— START OF The data —

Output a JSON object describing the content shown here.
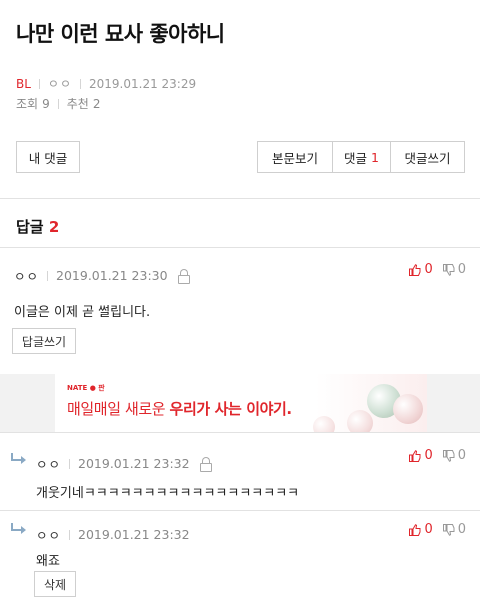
{
  "post": {
    "title": "나만 이런 묘사 좋아하니",
    "category": "BL",
    "author": "ㅇㅇ",
    "datetime": "2019.01.21 23:29",
    "views_label": "조회",
    "views": "9",
    "recommend_label": "추천",
    "recommend": "2"
  },
  "toolbar": {
    "my_comments_label": "내 댓글",
    "view_post_label": "본문보기",
    "comments_label": "댓글",
    "comments_count": "1",
    "write_comment_label": "댓글쓰기"
  },
  "replies": {
    "label": "답글",
    "count": "2"
  },
  "comments": [
    {
      "author": "ㅇㅇ",
      "datetime": "2019.01.21 23:30",
      "text": "이글은 이제 곧 썰립니다.",
      "up": "0",
      "down": "0",
      "action_label": "답글쓰기"
    },
    {
      "author": "ㅇㅇ",
      "datetime": "2019.01.21 23:32",
      "text": "개웃기네ㅋㅋㅋㅋㅋㅋㅋㅋㅋㅋㅋㅋㅋㅋㅋㅋㅋㅋ",
      "up": "0",
      "down": "0"
    },
    {
      "author": "ㅇㅇ",
      "datetime": "2019.01.21 23:32",
      "text": "왜죠",
      "up": "0",
      "down": "0",
      "action_label": "삭제"
    }
  ],
  "ad": {
    "brand": "NATE ● 판",
    "slogan_plain": "매일매일 새로운 ",
    "slogan_bold": "우리가 사는 이야기."
  },
  "colors": {
    "accent": "#e0262c",
    "muted": "#999999",
    "border": "#cfcfcf"
  },
  "icons": {
    "lock": "lock-icon",
    "thumbs_up": "thumbs-up-icon",
    "thumbs_down": "thumbs-down-icon",
    "reply_arrow": "reply-arrow-icon"
  }
}
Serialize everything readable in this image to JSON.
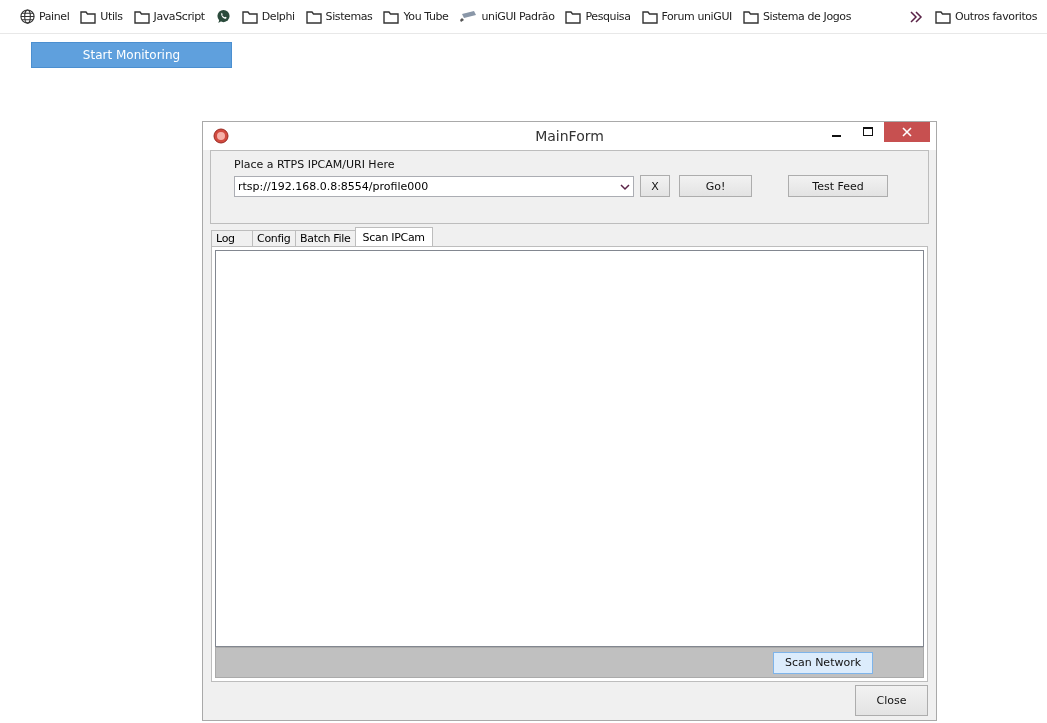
{
  "bookmarks": [
    {
      "kind": "globe",
      "label": "Painel"
    },
    {
      "kind": "folder",
      "label": "Utils"
    },
    {
      "kind": "folder",
      "label": "JavaScript"
    },
    {
      "kind": "chat"
    },
    {
      "kind": "folder",
      "label": "Delphi"
    },
    {
      "kind": "folder",
      "label": "Sistemas"
    },
    {
      "kind": "folder",
      "label": "You Tube"
    },
    {
      "kind": "camera",
      "label": "uniGUI Padrão"
    },
    {
      "kind": "folder",
      "label": "Pesquisa"
    },
    {
      "kind": "folder",
      "label": "Forum uniGUI"
    },
    {
      "kind": "folder",
      "label": "Sistema de Jogos"
    }
  ],
  "other_bookmarks": {
    "label": "Outros favoritos"
  },
  "start_button": "Start Monitoring",
  "window": {
    "title": "MainForm",
    "url_label": "Place a RTPS IPCAM/URI  Here",
    "url_value": "rtsp://192.168.0.8:8554/profile000",
    "buttons": [
      "X",
      "Go!",
      "Test Feed"
    ],
    "tabs": [
      {
        "label": "Log",
        "selected": false
      },
      {
        "label": "Config",
        "selected": false
      },
      {
        "label": "Batch File",
        "selected": false
      },
      {
        "label": "Scan IPCam",
        "selected": true
      }
    ],
    "scan_button": "Scan Network",
    "close_button": "Close"
  }
}
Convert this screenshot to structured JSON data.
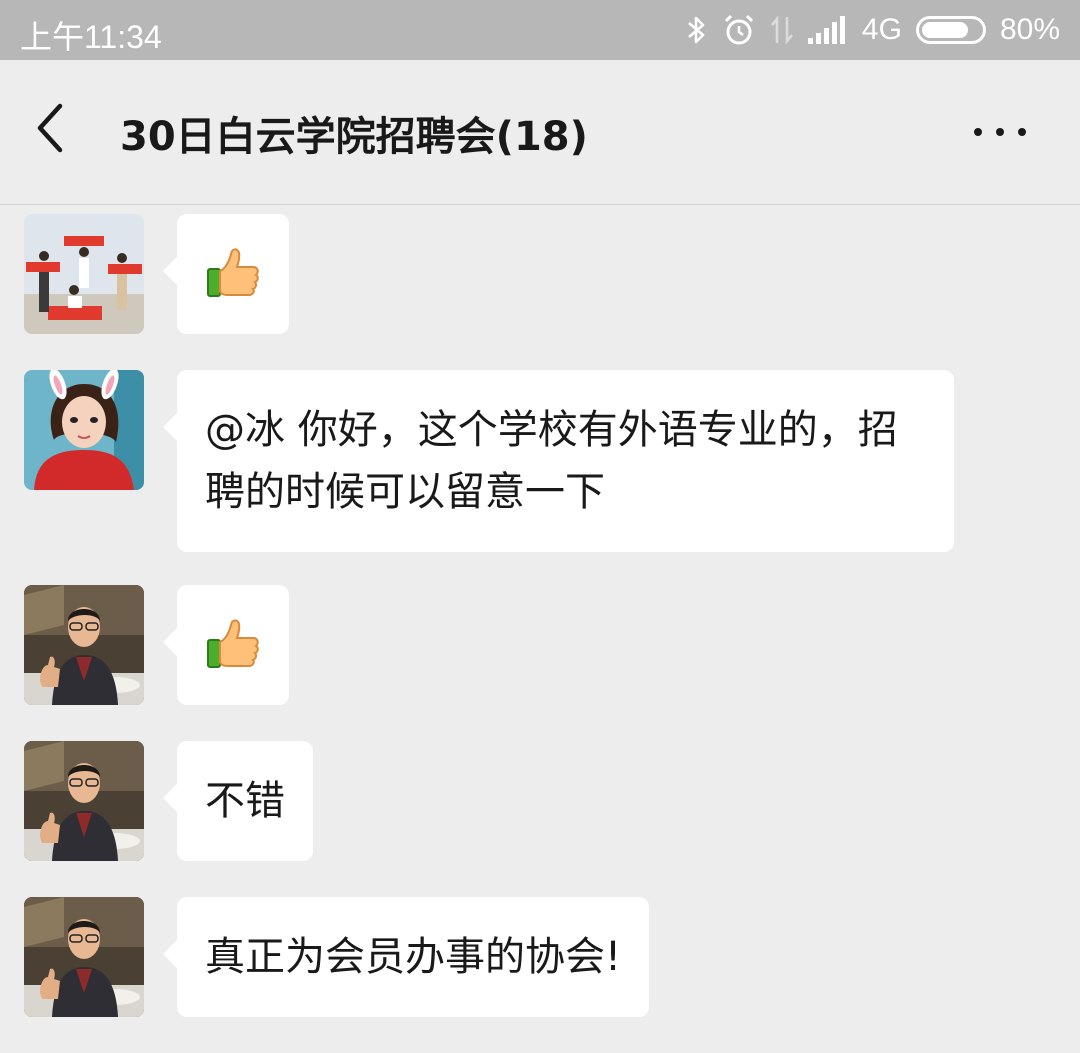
{
  "status_bar": {
    "time": "上午11:34",
    "network": "4G",
    "battery_percent": "80%",
    "battery_level": 0.8
  },
  "header": {
    "title": "30日白云学院招聘会(18)"
  },
  "messages": [
    {
      "type": "emoji",
      "emoji": "thumbs-up"
    },
    {
      "type": "text",
      "text_line1": "@冰 你好，这个学校有外语专业的，招",
      "text_line2": "聘的时候可以留意一下"
    },
    {
      "type": "emoji",
      "emoji": "thumbs-up"
    },
    {
      "type": "text",
      "text": "不错"
    },
    {
      "type": "text",
      "text": "真正为会员办事的协会!"
    }
  ],
  "colors": {
    "background": "#ededed",
    "bubble": "#ffffff",
    "status_bar": "#b7b7b7",
    "text": "#191919"
  }
}
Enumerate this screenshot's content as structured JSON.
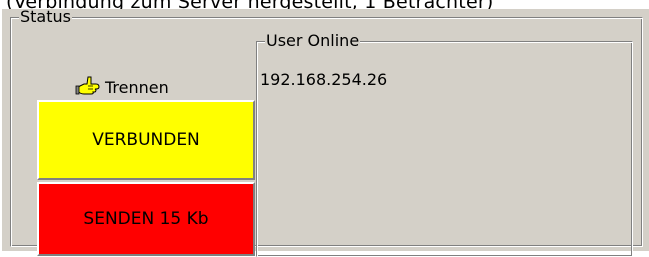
{
  "window": {
    "title": "(Verbindung zum Server hergestellt, 1 Betrachter)"
  },
  "status_group": {
    "label": "Status",
    "disconnect_button": {
      "label": "Trennen",
      "icon": "pointing-hand-icon"
    },
    "connection_state": {
      "label": "VERBUNDEN",
      "color": "#ffff00"
    },
    "send_state": {
      "label": "SENDEN 15 Kb",
      "color": "#ff0000"
    }
  },
  "users_group": {
    "label": "User Online",
    "users": [
      "192.168.254.26"
    ]
  }
}
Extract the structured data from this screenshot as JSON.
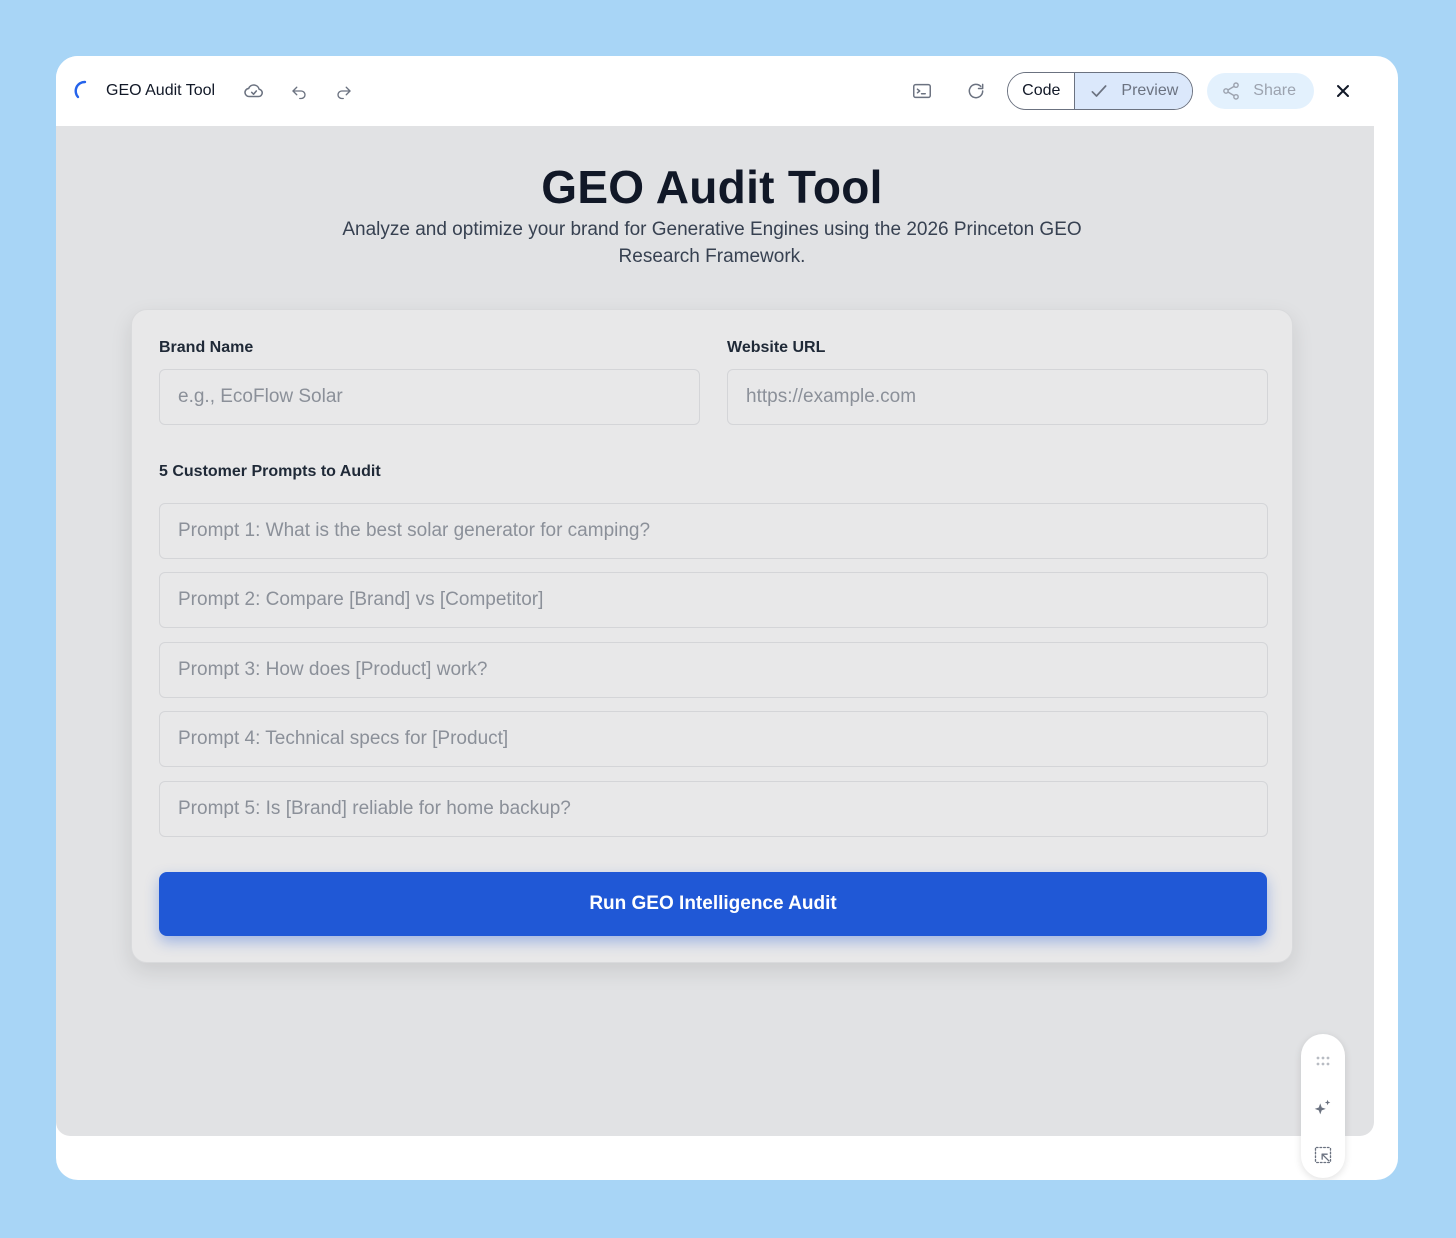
{
  "toolbar": {
    "app_title": "GEO Audit Tool",
    "icons": [
      "loading-spinner-icon",
      "cloud-icon",
      "undo-icon",
      "redo-icon",
      "terminal-icon",
      "refresh-icon",
      "check-icon",
      "share-icon",
      "close-icon"
    ],
    "code_label": "Code",
    "preview_label": "Preview",
    "share_label": "Share"
  },
  "page": {
    "title": "GEO Audit Tool",
    "subtitle": "Analyze and optimize your brand for Generative Engines using the 2026 Princeton GEO Research Framework."
  },
  "form": {
    "brand_label": "Brand Name",
    "brand_placeholder": "e.g., EcoFlow Solar",
    "url_label": "Website URL",
    "url_placeholder": "https://example.com",
    "prompts_label": "5 Customer Prompts to Audit",
    "prompts": [
      {
        "placeholder": "Prompt 1: What is the best solar generator for camping?"
      },
      {
        "placeholder": "Prompt 2: Compare [Brand] vs [Competitor]"
      },
      {
        "placeholder": "Prompt 3: How does [Product] work?"
      },
      {
        "placeholder": "Prompt 4: Technical specs for [Product]"
      },
      {
        "placeholder": "Prompt 5: Is [Brand] reliable for home backup?"
      }
    ],
    "submit_label": "Run GEO Intelligence Audit"
  },
  "floating_toolbar": {
    "icons": [
      "drag-handle-icon",
      "sparkle-icon",
      "select-element-icon"
    ]
  },
  "colors": {
    "background": "#a8d5f6",
    "accent": "#2058d6",
    "preview_bg": "#e1e2e4"
  }
}
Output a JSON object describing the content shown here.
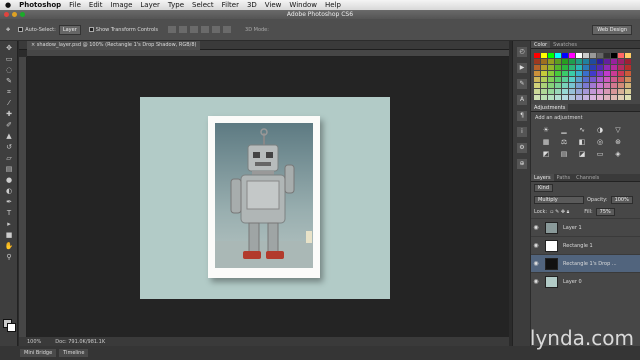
{
  "menubar": {
    "app": "Photoshop",
    "items": [
      "File",
      "Edit",
      "Image",
      "Layer",
      "Type",
      "Select",
      "Filter",
      "3D",
      "View",
      "Window",
      "Help"
    ]
  },
  "window_title": "Adobe Photoshop CS6",
  "options": {
    "auto_select_label": "Auto-Select:",
    "auto_select_value": "Layer",
    "transform_label": "Show Transform Controls",
    "mode_label": "3D Mode:",
    "workspace": "Web Design"
  },
  "document": {
    "tab_label": "shadow_layer.psd @ 100% (Rectangle 1's Drop Shadow, RGB/8)"
  },
  "status": {
    "zoom": "100%",
    "doc_size": "Doc: 791.0K/981.1K"
  },
  "bottom_tabs": [
    "Mini Bridge",
    "Timeline"
  ],
  "panels": {
    "color_tabs": [
      "Color",
      "Swatches"
    ],
    "adjust_tab": "Adjustments",
    "adjust_title": "Add an adjustment",
    "layer_tabs": [
      "Layers",
      "Paths",
      "Channels"
    ],
    "filter": "Kind",
    "blend": "Multiply",
    "opacity_label": "Opacity:",
    "opacity": "100%",
    "lock_label": "Lock:",
    "fill_label": "Fill:",
    "fill": "75%",
    "layers": [
      {
        "name": "Layer 1",
        "selected": false
      },
      {
        "name": "Rectangle 1",
        "selected": false
      },
      {
        "name": "Rectangle 1's Drop ...",
        "selected": true
      },
      {
        "name": "Layer 0",
        "selected": false
      }
    ]
  },
  "watermark": "lynda.com",
  "colors": {
    "canvas_bg": "#b2cbc7",
    "selection": "#51647d"
  }
}
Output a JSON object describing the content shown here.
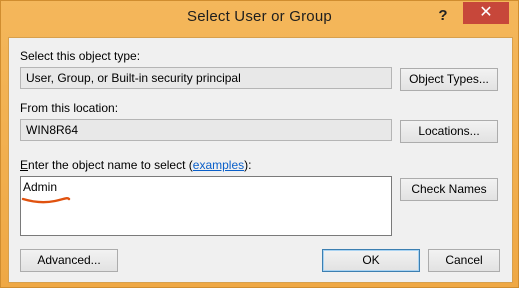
{
  "window": {
    "title": "Select User or Group",
    "help_glyph": "?",
    "close_glyph": "✕"
  },
  "object_type": {
    "label": "Select this object type:",
    "value": "User, Group, or Built-in security principal",
    "button": "Object Types..."
  },
  "location": {
    "label": "From this location:",
    "value": "WIN8R64",
    "button": "Locations..."
  },
  "object_name": {
    "label_hotkey": "E",
    "label_rest": "nter the object name to select (",
    "link": "examples",
    "label_end": "):",
    "value": "Admin",
    "check_button": "Check Names"
  },
  "footer": {
    "advanced_button": "Advanced...",
    "ok_button": "OK",
    "cancel_button": "Cancel"
  },
  "colors": {
    "frame": "#f0ad4e",
    "close_button": "#c7473a",
    "link": "#0a5fc9",
    "annotation": "#e0520f"
  }
}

— END OF The data —

◆ **Task prompt**: Gather every line from the listing above in which the word "thumbs" appears.

◆ **Response**:
    "thumbs_up": "thumbs-up-icon",
    "thumbs_down": "thumbs-down-icon",
      "emoji": "thumbs-up"
      "emoji": "thumbs-up"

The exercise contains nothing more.